### Stored data:
━━━━

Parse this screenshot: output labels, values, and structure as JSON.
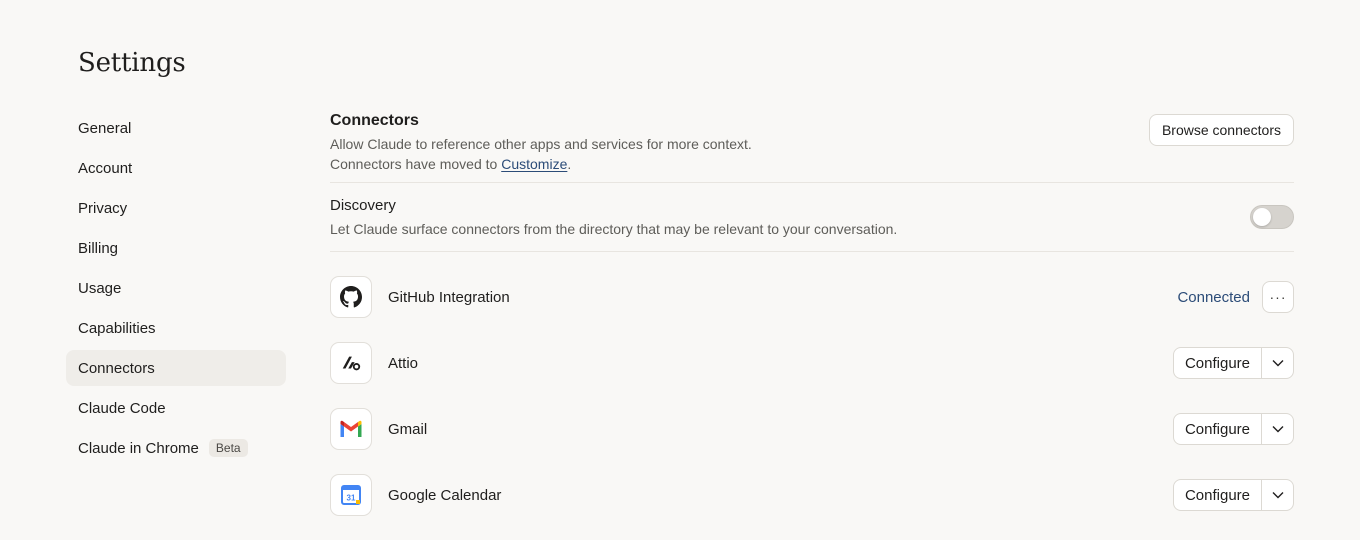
{
  "page": {
    "title": "Settings"
  },
  "sidebar": {
    "items": [
      {
        "label": "General"
      },
      {
        "label": "Account"
      },
      {
        "label": "Privacy"
      },
      {
        "label": "Billing"
      },
      {
        "label": "Usage"
      },
      {
        "label": "Capabilities"
      },
      {
        "label": "Connectors"
      },
      {
        "label": "Claude Code"
      },
      {
        "label": "Claude in Chrome",
        "badge": "Beta"
      }
    ],
    "active": "Connectors"
  },
  "connectors_section": {
    "title": "Connectors",
    "desc_line1": "Allow Claude to reference other apps and services for more context.",
    "desc_line2_prefix": "Connectors have moved to ",
    "desc_line2_link": "Customize",
    "desc_line2_suffix": ".",
    "browse_label": "Browse connectors"
  },
  "discovery": {
    "title": "Discovery",
    "desc": "Let Claude surface connectors from the directory that may be relevant to your conversation.",
    "enabled": false
  },
  "connectors": [
    {
      "name": "GitHub Integration",
      "icon": "github-icon",
      "status": "Connected",
      "more_label": "···"
    },
    {
      "name": "Attio",
      "icon": "attio-icon",
      "action": "Configure"
    },
    {
      "name": "Gmail",
      "icon": "gmail-icon",
      "action": "Configure"
    },
    {
      "name": "Google Calendar",
      "icon": "google-calendar-icon",
      "action": "Configure",
      "calendar_day": "31"
    }
  ],
  "colors": {
    "accent": "#2c4c78",
    "background": "#f9f8f6",
    "active_nav": "#efede9"
  }
}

━━━━

### WHAT YOU NEED TO DO:
Without the pictures, write out all of the material exactly.

### OUTPUT OF THE TASK:
Parse this screenshot: output labels, values, and structure as JSON.
{
  "page": {
    "title": "Settings"
  },
  "sidebar": {
    "items": [
      {
        "label": "General"
      },
      {
        "label": "Account"
      },
      {
        "label": "Privacy"
      },
      {
        "label": "Billing"
      },
      {
        "label": "Usage"
      },
      {
        "label": "Capabilities"
      },
      {
        "label": "Connectors"
      },
      {
        "label": "Claude Code"
      },
      {
        "label": "Claude in Chrome",
        "badge": "Beta"
      }
    ],
    "active": "Connectors"
  },
  "connectors_section": {
    "title": "Connectors",
    "desc_line1": "Allow Claude to reference other apps and services for more context.",
    "desc_line2_prefix": "Connectors have moved to ",
    "desc_line2_link": "Customize",
    "desc_line2_suffix": ".",
    "browse_label": "Browse connectors"
  },
  "discovery": {
    "title": "Discovery",
    "desc": "Let Claude surface connectors from the directory that may be relevant to your conversation.",
    "enabled": false
  },
  "connectors": [
    {
      "name": "GitHub Integration",
      "icon": "github-icon",
      "status": "Connected",
      "more_label": "···"
    },
    {
      "name": "Attio",
      "icon": "attio-icon",
      "action": "Configure"
    },
    {
      "name": "Gmail",
      "icon": "gmail-icon",
      "action": "Configure"
    },
    {
      "name": "Google Calendar",
      "icon": "google-calendar-icon",
      "action": "Configure",
      "calendar_day": "31"
    }
  ],
  "colors": {
    "accent": "#2c4c78",
    "background": "#f9f8f6",
    "active_nav": "#efede9"
  }
}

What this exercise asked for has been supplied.